What is asked: Copy out all the entries exactly.

* * *

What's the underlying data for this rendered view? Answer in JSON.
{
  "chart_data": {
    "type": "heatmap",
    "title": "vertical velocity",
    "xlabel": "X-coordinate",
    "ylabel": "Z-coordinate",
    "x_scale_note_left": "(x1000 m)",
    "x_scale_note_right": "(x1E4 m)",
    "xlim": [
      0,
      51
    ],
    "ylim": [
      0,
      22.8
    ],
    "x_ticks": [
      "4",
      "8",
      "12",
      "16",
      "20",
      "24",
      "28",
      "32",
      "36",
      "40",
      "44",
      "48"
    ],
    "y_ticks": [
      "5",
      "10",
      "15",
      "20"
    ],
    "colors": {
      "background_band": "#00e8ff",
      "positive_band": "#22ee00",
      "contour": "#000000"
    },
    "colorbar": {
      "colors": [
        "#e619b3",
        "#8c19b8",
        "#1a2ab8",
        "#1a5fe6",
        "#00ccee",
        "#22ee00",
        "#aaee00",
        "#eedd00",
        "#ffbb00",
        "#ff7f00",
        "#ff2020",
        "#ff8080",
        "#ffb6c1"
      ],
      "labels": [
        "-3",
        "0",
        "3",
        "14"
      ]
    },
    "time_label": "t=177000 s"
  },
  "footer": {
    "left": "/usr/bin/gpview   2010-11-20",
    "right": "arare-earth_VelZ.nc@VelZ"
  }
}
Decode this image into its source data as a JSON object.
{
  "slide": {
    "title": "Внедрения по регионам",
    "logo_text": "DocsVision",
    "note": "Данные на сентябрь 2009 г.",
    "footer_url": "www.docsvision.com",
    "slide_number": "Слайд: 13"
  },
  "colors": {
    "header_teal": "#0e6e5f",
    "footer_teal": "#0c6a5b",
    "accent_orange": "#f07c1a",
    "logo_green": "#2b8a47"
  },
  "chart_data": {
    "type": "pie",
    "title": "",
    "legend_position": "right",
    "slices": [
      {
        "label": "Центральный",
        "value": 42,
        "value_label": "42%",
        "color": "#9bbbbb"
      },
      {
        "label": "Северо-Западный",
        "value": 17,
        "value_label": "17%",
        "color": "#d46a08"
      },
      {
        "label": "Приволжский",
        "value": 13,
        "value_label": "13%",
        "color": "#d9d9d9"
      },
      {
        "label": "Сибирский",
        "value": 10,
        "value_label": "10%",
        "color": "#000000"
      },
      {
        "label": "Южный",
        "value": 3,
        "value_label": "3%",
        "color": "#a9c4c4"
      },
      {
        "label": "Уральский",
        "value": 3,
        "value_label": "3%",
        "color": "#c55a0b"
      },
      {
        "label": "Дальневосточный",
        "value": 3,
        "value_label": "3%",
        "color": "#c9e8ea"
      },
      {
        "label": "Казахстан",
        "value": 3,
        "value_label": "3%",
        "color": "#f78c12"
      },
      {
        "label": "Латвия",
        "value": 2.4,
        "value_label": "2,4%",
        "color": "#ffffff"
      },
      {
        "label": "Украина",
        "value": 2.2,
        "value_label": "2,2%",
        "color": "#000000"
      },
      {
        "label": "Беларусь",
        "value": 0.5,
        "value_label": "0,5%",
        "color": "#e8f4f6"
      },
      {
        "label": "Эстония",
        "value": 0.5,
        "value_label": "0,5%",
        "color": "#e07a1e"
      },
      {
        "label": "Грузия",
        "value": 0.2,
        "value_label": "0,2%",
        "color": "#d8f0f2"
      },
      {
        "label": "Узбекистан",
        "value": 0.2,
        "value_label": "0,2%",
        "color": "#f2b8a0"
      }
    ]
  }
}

* * *

Result for this exercise:
What's the underlying data for this rendered view? Answer in JSON.
{
  "chart_data": {
    "type": "heatmap",
    "title": "vertical velocity",
    "xlabel": "X-coordinate",
    "ylabel": "Z-coordinate",
    "x_scale_note_left": "(x1000 m)",
    "x_scale_note_right": "(x1E4 m)",
    "xlim": [
      0,
      51
    ],
    "ylim": [
      0,
      22.8
    ],
    "x_ticks": [
      "4",
      "8",
      "12",
      "16",
      "20",
      "24",
      "28",
      "32",
      "36",
      "40",
      "44",
      "48"
    ],
    "y_ticks": [
      "5",
      "10",
      "15",
      "20"
    ],
    "colors": {
      "background_band": "#00e8ff",
      "positive_band": "#22ee00",
      "contour": "#000000"
    },
    "colorbar": {
      "colors": [
        "#e619b3",
        "#8c19b8",
        "#1a2ab8",
        "#1a5fe6",
        "#00ccee",
        "#22ee00",
        "#aaee00",
        "#eedd00",
        "#ffbb00",
        "#ff7f00",
        "#ff2020",
        "#ff8080",
        "#ffb6c1"
      ],
      "labels": [
        "-3",
        "0",
        "3",
        "14"
      ]
    },
    "time_label": "t=177000 s"
  },
  "footer": {
    "left": "/usr/bin/gpview   2010-11-20",
    "right": "arare-earth_VelZ.nc@VelZ"
  }
}
Decode this image into its source data as a JSON object.
{
  "slide": {
    "title": "Внедрения по регионам",
    "logo_text": "DocsVision",
    "note": "Данные на сентябрь 2009 г.",
    "footer_url": "www.docsvision.com",
    "slide_number": "Слайд: 13"
  },
  "colors": {
    "header_teal": "#0e6e5f",
    "footer_teal": "#0c6a5b",
    "accent_orange": "#f07c1a",
    "logo_green": "#2b8a47"
  },
  "chart_data": {
    "type": "pie",
    "title": "",
    "legend_position": "right",
    "slices": [
      {
        "label": "Центральный",
        "value": 42,
        "value_label": "42%",
        "color": "#9bbbbb"
      },
      {
        "label": "Северо-Западный",
        "value": 17,
        "value_label": "17%",
        "color": "#d46a08"
      },
      {
        "label": "Приволжский",
        "value": 13,
        "value_label": "13%",
        "color": "#d9d9d9"
      },
      {
        "label": "Сибирский",
        "value": 10,
        "value_label": "10%",
        "color": "#000000"
      },
      {
        "label": "Южный",
        "value": 3,
        "value_label": "3%",
        "color": "#a9c4c4"
      },
      {
        "label": "Уральский",
        "value": 3,
        "value_label": "3%",
        "color": "#c55a0b"
      },
      {
        "label": "Дальневосточный",
        "value": 3,
        "value_label": "3%",
        "color": "#c9e8ea"
      },
      {
        "label": "Казахстан",
        "value": 3,
        "value_label": "3%",
        "color": "#f78c12"
      },
      {
        "label": "Латвия",
        "value": 2.4,
        "value_label": "2,4%",
        "color": "#ffffff"
      },
      {
        "label": "Украина",
        "value": 2.2,
        "value_label": "2,2%",
        "color": "#000000"
      },
      {
        "label": "Беларусь",
        "value": 0.5,
        "value_label": "0,5%",
        "color": "#e8f4f6"
      },
      {
        "label": "Эстония",
        "value": 0.5,
        "value_label": "0,5%",
        "color": "#e07a1e"
      },
      {
        "label": "Грузия",
        "value": 0.2,
        "value_label": "0,2%",
        "color": "#d8f0f2"
      },
      {
        "label": "Узбекистан",
        "value": 0.2,
        "value_label": "0,2%",
        "color": "#f2b8a0"
      }
    ]
  }
}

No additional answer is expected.